• [Your objective] Examine the entries and show every line in which the word "chocolate" is found.

• [Dataset records]
• • •

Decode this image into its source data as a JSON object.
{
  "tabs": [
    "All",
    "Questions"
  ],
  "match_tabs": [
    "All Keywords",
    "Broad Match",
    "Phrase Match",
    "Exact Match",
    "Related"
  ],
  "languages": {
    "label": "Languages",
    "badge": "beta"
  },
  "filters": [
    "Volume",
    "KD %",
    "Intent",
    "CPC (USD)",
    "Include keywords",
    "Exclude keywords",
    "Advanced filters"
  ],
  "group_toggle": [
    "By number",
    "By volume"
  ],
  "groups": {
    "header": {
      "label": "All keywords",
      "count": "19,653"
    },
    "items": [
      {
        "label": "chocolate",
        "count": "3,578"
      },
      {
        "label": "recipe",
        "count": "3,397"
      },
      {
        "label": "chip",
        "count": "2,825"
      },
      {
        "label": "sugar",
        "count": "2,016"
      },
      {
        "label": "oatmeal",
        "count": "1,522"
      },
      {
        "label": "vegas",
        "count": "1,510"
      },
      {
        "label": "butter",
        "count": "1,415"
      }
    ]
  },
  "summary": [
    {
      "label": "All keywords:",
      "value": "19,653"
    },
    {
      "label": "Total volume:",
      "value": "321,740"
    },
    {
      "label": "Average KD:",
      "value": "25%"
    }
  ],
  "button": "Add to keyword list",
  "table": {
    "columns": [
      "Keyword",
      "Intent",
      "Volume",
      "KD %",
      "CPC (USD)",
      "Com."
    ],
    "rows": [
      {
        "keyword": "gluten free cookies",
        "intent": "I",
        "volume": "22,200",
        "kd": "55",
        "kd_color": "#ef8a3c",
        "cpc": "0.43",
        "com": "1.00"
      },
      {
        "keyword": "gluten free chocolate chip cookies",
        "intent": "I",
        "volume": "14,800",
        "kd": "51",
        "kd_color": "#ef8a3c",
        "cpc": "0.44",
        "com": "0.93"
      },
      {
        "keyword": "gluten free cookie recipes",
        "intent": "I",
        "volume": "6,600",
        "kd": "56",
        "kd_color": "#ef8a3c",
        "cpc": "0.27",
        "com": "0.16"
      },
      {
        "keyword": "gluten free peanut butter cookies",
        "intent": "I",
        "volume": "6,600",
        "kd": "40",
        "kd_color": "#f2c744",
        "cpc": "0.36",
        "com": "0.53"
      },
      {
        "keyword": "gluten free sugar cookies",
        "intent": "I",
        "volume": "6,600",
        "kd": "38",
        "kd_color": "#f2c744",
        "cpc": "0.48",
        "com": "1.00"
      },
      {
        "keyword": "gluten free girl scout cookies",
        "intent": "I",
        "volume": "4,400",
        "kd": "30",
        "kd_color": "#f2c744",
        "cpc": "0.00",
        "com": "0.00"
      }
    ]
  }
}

• • •

• [Written reply]
        "label": "chocolate",
        "keyword": "gluten free chocolate chip cookies",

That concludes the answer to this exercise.